**** Input data
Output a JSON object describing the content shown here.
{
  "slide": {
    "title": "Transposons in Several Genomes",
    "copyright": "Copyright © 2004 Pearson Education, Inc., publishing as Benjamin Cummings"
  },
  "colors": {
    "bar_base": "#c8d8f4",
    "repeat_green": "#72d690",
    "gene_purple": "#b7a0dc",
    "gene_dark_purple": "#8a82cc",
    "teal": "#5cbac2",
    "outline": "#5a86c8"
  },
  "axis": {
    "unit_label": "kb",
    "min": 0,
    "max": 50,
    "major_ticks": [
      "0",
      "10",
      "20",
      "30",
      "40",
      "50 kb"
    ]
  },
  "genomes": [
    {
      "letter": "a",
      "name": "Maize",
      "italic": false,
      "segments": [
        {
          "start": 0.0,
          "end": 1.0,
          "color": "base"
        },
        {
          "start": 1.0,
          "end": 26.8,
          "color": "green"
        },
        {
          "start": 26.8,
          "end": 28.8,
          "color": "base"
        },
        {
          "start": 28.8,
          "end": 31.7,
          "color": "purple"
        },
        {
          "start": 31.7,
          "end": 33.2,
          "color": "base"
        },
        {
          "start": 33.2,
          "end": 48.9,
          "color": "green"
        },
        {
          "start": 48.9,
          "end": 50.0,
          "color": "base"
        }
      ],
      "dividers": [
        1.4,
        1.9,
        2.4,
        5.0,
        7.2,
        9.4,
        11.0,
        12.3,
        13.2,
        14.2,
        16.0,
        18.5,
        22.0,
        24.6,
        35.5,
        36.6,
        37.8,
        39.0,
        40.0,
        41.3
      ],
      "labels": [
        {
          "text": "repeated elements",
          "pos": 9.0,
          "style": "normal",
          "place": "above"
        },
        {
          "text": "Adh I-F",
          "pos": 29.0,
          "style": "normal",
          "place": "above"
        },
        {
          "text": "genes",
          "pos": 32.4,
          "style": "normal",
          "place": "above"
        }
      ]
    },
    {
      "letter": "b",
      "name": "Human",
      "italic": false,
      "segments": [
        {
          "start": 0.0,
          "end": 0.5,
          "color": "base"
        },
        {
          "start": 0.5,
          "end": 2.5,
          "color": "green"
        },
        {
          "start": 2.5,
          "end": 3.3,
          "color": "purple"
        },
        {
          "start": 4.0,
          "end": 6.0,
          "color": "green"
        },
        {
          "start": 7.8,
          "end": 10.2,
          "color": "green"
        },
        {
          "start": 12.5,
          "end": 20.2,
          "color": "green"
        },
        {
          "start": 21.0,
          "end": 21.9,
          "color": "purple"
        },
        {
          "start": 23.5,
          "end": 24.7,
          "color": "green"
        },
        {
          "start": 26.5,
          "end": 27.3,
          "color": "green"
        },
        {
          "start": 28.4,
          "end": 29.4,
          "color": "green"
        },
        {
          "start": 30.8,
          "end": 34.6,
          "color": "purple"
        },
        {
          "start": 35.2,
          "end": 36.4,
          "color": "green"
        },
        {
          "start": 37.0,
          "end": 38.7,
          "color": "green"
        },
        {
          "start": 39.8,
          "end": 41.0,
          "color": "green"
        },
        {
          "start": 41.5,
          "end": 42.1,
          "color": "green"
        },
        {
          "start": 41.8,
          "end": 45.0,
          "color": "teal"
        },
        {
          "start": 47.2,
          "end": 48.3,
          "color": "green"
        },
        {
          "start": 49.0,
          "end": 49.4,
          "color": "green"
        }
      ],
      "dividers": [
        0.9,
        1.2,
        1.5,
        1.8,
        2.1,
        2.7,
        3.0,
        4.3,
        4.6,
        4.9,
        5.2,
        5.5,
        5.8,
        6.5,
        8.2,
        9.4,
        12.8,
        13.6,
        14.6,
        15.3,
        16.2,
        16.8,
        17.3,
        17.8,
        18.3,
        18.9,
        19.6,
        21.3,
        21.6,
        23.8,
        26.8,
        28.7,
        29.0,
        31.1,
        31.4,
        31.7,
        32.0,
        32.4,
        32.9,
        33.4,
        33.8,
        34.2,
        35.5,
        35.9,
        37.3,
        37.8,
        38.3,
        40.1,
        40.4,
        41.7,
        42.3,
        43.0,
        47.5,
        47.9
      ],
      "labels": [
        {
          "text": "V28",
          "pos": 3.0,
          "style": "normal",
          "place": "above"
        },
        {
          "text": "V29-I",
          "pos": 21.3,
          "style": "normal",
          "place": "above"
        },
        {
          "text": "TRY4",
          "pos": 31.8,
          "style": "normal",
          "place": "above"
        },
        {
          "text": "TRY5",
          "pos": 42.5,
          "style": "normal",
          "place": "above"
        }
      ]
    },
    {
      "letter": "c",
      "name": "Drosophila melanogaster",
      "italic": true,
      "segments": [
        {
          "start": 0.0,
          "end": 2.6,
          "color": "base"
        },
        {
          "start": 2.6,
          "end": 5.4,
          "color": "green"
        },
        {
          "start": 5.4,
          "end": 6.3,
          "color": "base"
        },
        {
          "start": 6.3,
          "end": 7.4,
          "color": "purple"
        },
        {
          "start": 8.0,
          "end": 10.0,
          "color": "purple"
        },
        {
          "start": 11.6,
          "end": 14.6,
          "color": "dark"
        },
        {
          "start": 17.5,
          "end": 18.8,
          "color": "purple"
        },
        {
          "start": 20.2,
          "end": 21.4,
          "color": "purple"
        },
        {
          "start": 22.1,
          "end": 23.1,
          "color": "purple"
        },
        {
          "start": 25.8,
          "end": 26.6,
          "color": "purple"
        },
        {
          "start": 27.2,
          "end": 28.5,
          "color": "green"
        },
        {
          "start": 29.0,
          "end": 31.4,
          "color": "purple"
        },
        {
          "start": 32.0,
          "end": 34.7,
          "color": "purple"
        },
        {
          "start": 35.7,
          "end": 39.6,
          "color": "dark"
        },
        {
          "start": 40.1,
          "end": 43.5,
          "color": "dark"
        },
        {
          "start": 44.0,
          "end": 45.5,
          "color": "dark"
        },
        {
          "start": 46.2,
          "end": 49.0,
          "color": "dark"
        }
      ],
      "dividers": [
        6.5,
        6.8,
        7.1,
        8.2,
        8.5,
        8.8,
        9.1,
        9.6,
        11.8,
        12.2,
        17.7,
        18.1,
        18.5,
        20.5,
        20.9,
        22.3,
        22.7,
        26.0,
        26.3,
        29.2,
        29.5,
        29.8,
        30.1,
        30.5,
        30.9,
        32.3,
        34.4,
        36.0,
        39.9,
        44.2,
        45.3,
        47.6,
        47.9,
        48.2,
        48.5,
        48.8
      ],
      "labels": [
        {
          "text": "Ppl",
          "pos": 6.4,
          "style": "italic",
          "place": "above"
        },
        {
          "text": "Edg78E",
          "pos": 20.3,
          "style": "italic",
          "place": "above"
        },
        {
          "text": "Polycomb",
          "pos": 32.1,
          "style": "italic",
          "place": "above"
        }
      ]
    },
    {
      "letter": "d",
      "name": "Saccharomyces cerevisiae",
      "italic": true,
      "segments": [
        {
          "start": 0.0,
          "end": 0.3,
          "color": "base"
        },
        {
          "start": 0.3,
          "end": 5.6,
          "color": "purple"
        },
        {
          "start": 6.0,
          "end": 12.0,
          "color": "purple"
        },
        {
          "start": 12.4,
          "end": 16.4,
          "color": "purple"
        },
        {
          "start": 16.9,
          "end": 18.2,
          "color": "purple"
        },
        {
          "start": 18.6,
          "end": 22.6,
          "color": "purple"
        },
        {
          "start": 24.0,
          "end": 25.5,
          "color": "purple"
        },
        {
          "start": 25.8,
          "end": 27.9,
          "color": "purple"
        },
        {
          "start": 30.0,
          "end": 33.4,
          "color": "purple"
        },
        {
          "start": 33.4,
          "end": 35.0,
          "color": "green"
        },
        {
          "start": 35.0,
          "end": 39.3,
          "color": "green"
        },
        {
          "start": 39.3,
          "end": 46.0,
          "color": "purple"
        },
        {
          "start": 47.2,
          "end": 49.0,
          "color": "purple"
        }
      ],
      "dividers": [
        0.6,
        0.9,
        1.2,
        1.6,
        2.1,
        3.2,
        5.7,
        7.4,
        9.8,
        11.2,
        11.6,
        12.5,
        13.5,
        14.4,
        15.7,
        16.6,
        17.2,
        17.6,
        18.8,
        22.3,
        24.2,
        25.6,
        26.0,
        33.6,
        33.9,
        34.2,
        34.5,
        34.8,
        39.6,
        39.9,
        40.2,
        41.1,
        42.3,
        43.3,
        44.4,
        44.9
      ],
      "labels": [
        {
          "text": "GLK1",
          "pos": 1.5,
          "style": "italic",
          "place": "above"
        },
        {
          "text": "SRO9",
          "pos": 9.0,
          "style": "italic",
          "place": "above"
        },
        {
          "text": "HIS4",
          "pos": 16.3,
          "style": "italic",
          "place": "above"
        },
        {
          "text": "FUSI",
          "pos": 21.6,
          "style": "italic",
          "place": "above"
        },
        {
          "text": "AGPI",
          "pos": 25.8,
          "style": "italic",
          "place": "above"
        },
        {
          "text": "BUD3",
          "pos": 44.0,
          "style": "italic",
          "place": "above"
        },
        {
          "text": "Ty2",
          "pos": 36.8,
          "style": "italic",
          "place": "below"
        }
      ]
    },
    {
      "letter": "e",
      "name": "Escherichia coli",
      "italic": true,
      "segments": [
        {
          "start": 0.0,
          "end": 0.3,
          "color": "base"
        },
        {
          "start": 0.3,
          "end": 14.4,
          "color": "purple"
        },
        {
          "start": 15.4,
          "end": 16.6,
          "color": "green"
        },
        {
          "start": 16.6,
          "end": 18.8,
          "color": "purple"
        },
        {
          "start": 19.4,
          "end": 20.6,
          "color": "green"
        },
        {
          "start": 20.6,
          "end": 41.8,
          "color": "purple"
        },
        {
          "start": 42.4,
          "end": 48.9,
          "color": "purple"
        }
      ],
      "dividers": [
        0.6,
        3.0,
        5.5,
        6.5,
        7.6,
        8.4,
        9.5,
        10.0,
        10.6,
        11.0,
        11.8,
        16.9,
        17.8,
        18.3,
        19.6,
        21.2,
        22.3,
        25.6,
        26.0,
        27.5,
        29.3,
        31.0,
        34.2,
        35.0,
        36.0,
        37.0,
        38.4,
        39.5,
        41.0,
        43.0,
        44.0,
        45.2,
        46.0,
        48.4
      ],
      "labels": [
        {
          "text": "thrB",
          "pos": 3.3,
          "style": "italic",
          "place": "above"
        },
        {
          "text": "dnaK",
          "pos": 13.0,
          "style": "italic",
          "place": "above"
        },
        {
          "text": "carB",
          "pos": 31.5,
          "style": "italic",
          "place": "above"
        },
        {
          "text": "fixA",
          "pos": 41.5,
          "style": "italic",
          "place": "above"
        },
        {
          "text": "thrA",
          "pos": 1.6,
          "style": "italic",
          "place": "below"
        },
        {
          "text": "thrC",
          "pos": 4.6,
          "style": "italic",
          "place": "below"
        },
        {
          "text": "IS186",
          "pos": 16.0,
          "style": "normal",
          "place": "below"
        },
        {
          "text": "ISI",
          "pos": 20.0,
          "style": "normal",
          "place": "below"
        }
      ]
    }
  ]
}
********
→ **What you should do**
The word "name" occurs on certain lines of the material; count those lines and respond with the number only.

→ **Completed task**
5